## WORK TO COMPLETE
Print the following entries again, line for line, with no alterations.

## TASK DATA

******

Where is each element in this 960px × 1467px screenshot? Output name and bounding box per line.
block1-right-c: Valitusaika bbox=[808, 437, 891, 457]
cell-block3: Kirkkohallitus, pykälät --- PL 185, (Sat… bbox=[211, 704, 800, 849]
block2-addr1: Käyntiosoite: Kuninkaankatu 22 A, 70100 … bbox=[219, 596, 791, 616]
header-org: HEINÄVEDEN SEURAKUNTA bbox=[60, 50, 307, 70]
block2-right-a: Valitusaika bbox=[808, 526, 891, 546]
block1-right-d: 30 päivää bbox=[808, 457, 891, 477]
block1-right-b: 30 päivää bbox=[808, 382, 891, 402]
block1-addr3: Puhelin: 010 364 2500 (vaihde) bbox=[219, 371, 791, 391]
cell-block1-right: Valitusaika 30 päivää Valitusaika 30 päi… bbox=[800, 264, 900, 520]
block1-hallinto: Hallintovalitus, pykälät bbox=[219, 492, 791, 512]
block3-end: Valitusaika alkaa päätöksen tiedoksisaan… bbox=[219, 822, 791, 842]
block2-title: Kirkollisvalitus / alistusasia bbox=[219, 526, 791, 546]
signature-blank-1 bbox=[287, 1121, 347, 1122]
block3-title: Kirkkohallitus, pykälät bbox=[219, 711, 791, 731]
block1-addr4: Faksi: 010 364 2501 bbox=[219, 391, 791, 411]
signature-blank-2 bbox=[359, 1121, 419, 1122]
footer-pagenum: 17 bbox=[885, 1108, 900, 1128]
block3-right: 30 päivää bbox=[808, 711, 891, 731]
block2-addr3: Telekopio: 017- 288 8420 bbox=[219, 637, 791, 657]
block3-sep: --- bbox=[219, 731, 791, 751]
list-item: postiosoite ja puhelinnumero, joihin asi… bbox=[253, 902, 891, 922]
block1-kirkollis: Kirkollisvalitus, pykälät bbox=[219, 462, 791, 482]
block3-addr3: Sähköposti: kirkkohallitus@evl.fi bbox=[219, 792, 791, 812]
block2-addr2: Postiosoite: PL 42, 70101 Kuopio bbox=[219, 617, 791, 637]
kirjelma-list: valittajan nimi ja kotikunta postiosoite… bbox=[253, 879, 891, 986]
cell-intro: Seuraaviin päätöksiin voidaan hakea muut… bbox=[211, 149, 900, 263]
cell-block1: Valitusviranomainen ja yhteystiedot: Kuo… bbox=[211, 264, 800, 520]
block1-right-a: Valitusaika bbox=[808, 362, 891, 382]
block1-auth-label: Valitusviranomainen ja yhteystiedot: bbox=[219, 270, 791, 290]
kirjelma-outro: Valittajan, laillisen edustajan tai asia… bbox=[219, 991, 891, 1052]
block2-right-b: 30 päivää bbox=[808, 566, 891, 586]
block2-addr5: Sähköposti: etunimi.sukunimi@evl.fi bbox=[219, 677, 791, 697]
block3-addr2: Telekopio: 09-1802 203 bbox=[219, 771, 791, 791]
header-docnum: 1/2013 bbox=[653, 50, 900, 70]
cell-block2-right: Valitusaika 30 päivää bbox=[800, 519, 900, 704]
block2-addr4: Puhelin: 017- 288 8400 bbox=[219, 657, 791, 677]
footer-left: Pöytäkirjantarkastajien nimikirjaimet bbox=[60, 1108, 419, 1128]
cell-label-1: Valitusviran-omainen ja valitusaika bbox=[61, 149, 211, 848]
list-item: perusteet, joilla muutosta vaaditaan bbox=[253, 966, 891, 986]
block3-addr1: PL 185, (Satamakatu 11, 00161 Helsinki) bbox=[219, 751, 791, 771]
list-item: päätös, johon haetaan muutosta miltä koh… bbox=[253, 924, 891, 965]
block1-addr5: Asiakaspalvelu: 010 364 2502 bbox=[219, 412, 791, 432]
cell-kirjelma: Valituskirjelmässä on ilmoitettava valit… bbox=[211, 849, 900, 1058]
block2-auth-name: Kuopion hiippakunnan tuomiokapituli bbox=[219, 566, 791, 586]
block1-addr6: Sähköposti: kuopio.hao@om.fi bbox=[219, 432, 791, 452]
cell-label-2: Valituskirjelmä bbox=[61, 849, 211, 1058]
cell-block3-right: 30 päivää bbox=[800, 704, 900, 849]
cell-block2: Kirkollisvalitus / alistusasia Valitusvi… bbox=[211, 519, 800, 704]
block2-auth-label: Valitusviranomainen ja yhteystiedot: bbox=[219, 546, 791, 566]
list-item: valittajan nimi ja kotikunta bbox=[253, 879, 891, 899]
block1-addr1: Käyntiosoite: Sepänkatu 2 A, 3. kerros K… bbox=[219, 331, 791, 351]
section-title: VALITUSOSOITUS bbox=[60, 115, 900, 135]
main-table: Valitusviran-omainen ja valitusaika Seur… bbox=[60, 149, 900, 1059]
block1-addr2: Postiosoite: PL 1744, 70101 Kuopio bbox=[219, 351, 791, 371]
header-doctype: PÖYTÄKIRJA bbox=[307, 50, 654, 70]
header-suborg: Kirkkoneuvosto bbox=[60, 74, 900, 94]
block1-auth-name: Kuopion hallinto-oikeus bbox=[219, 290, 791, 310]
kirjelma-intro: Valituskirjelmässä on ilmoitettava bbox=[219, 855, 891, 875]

******

## TASK RESPONSE
Where is each element in this 960px × 1467px screenshot? Output name and bounding box per line.
block1-right-c: Valitusaika bbox=[808, 437, 891, 457]
cell-block3: Kirkkohallitus, pykälät --- PL 185, (Sat… bbox=[211, 704, 800, 849]
block2-addr1: Käyntiosoite: Kuninkaankatu 22 A, 70100 … bbox=[219, 596, 791, 616]
header-org: HEINÄVEDEN SEURAKUNTA bbox=[60, 50, 307, 70]
block2-right-a: Valitusaika bbox=[808, 526, 891, 546]
block1-right-d: 30 päivää bbox=[808, 457, 891, 477]
block1-right-b: 30 päivää bbox=[808, 382, 891, 402]
block1-addr3: Puhelin: 010 364 2500 (vaihde) bbox=[219, 371, 791, 391]
cell-block1-right: Valitusaika 30 päivää Valitusaika 30 päi… bbox=[800, 264, 900, 520]
block1-hallinto: Hallintovalitus, pykälät bbox=[219, 492, 791, 512]
block3-end: Valitusaika alkaa päätöksen tiedoksisaan… bbox=[219, 822, 791, 842]
block2-title: Kirkollisvalitus / alistusasia bbox=[219, 526, 791, 546]
signature-blank-1 bbox=[287, 1121, 347, 1122]
block3-title: Kirkkohallitus, pykälät bbox=[219, 711, 791, 731]
block1-addr4: Faksi: 010 364 2501 bbox=[219, 391, 791, 411]
signature-blank-2 bbox=[359, 1121, 419, 1122]
footer-pagenum: 17 bbox=[885, 1108, 900, 1128]
block3-right: 30 päivää bbox=[808, 711, 891, 731]
block2-addr3: Telekopio: 017- 288 8420 bbox=[219, 637, 791, 657]
block3-sep: --- bbox=[219, 731, 791, 751]
list-item: postiosoite ja puhelinnumero, joihin asi… bbox=[253, 902, 891, 922]
block1-kirkollis: Kirkollisvalitus, pykälät bbox=[219, 462, 791, 482]
block3-addr3: Sähköposti: kirkkohallitus@evl.fi bbox=[219, 792, 791, 812]
block2-addr2: Postiosoite: PL 42, 70101 Kuopio bbox=[219, 617, 791, 637]
kirjelma-list: valittajan nimi ja kotikunta postiosoite… bbox=[253, 879, 891, 986]
cell-intro: Seuraaviin päätöksiin voidaan hakea muut… bbox=[211, 149, 900, 263]
cell-block1: Valitusviranomainen ja yhteystiedot: Kuo… bbox=[211, 264, 800, 520]
block1-right-a: Valitusaika bbox=[808, 362, 891, 382]
block1-auth-label: Valitusviranomainen ja yhteystiedot: bbox=[219, 270, 791, 290]
kirjelma-outro: Valittajan, laillisen edustajan tai asia… bbox=[219, 991, 891, 1052]
block2-right-b: 30 päivää bbox=[808, 566, 891, 586]
block2-addr5: Sähköposti: etunimi.sukunimi@evl.fi bbox=[219, 677, 791, 697]
block3-addr2: Telekopio: 09-1802 203 bbox=[219, 771, 791, 791]
header-docnum: 1/2013 bbox=[653, 50, 900, 70]
cell-block2-right: Valitusaika 30 päivää bbox=[800, 519, 900, 704]
block2-addr4: Puhelin: 017- 288 8400 bbox=[219, 657, 791, 677]
footer-left: Pöytäkirjantarkastajien nimikirjaimet bbox=[60, 1108, 419, 1128]
cell-label-1: Valitusviran-omainen ja valitusaika bbox=[61, 149, 211, 848]
list-item: perusteet, joilla muutosta vaaditaan bbox=[253, 966, 891, 986]
block3-addr1: PL 185, (Satamakatu 11, 00161 Helsinki) bbox=[219, 751, 791, 771]
list-item: päätös, johon haetaan muutosta miltä koh… bbox=[253, 924, 891, 965]
block1-addr5: Asiakaspalvelu: 010 364 2502 bbox=[219, 412, 791, 432]
cell-kirjelma: Valituskirjelmässä on ilmoitettava valit… bbox=[211, 849, 900, 1058]
block2-auth-name: Kuopion hiippakunnan tuomiokapituli bbox=[219, 566, 791, 586]
block1-addr6: Sähköposti: kuopio.hao@om.fi bbox=[219, 432, 791, 452]
cell-label-2: Valituskirjelmä bbox=[61, 849, 211, 1058]
cell-block3-right: 30 päivää bbox=[800, 704, 900, 849]
cell-block2: Kirkollisvalitus / alistusasia Valitusvi… bbox=[211, 519, 800, 704]
block2-auth-label: Valitusviranomainen ja yhteystiedot: bbox=[219, 546, 791, 566]
list-item: valittajan nimi ja kotikunta bbox=[253, 879, 891, 899]
block1-addr1: Käyntiosoite: Sepänkatu 2 A, 3. kerros K… bbox=[219, 331, 791, 351]
section-title: VALITUSOSOITUS bbox=[60, 115, 900, 135]
main-table: Valitusviran-omainen ja valitusaika Seur… bbox=[60, 149, 900, 1059]
block1-addr2: Postiosoite: PL 1744, 70101 Kuopio bbox=[219, 351, 791, 371]
header-doctype: PÖYTÄKIRJA bbox=[307, 50, 654, 70]
header-suborg: Kirkkoneuvosto bbox=[60, 74, 900, 94]
block1-auth-name: Kuopion hallinto-oikeus bbox=[219, 290, 791, 310]
kirjelma-intro: Valituskirjelmässä on ilmoitettava bbox=[219, 855, 891, 875]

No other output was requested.